»»

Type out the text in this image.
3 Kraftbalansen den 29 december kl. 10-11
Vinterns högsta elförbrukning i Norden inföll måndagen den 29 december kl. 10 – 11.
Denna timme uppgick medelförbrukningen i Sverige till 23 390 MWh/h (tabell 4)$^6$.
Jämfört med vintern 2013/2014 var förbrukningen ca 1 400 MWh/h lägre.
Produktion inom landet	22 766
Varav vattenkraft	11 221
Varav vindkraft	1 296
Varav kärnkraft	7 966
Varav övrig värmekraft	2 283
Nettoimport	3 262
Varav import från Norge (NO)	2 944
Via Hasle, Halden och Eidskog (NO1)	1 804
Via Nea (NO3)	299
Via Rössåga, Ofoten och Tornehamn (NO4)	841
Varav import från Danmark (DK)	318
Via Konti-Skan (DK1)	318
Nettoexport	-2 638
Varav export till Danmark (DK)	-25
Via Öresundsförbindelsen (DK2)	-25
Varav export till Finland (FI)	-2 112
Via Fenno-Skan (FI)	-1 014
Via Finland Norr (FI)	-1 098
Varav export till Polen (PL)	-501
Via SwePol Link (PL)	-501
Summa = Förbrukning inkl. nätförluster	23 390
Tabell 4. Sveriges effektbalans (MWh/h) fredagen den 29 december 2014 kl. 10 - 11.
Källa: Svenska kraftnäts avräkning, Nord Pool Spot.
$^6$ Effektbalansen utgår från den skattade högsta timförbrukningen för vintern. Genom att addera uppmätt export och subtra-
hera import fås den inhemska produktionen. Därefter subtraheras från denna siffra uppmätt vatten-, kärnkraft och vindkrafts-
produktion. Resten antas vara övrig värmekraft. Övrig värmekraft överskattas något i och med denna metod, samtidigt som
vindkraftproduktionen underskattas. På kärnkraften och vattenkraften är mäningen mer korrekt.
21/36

««
»»

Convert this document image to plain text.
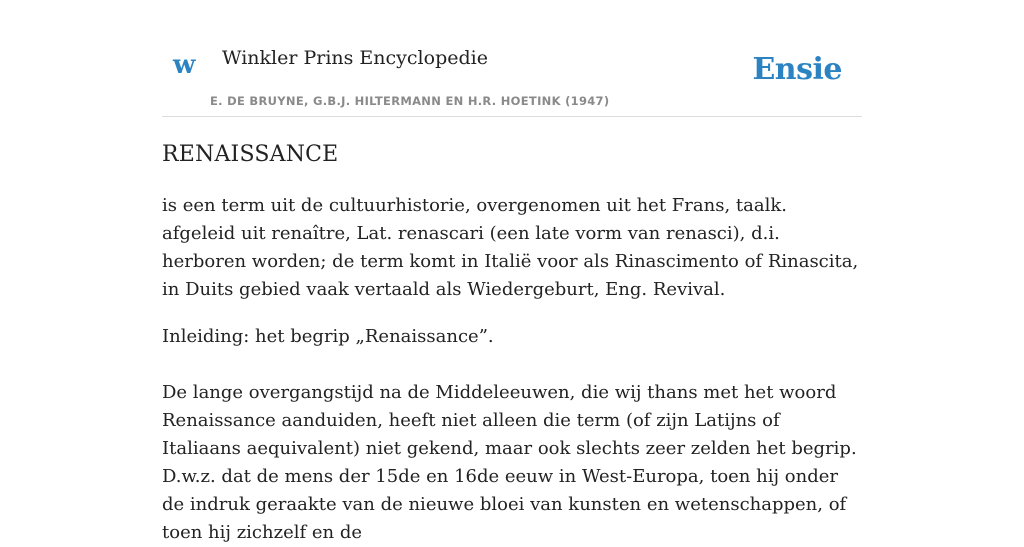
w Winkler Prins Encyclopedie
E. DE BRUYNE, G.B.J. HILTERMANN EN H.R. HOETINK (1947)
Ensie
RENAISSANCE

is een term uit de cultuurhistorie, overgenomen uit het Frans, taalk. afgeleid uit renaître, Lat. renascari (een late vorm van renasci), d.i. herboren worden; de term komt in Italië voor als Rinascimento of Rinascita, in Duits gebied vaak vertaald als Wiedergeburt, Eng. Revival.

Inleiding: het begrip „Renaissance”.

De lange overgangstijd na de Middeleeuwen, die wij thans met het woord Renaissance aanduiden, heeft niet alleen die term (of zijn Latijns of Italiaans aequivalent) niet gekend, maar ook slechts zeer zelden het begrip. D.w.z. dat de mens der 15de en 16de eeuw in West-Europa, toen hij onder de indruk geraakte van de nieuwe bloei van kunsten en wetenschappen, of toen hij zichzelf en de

««

== ABOUT THIS EXERCISE ==
Report the number of lines in the records that include the string "december", and write no other words.

== YOUR SOLUTION ==
3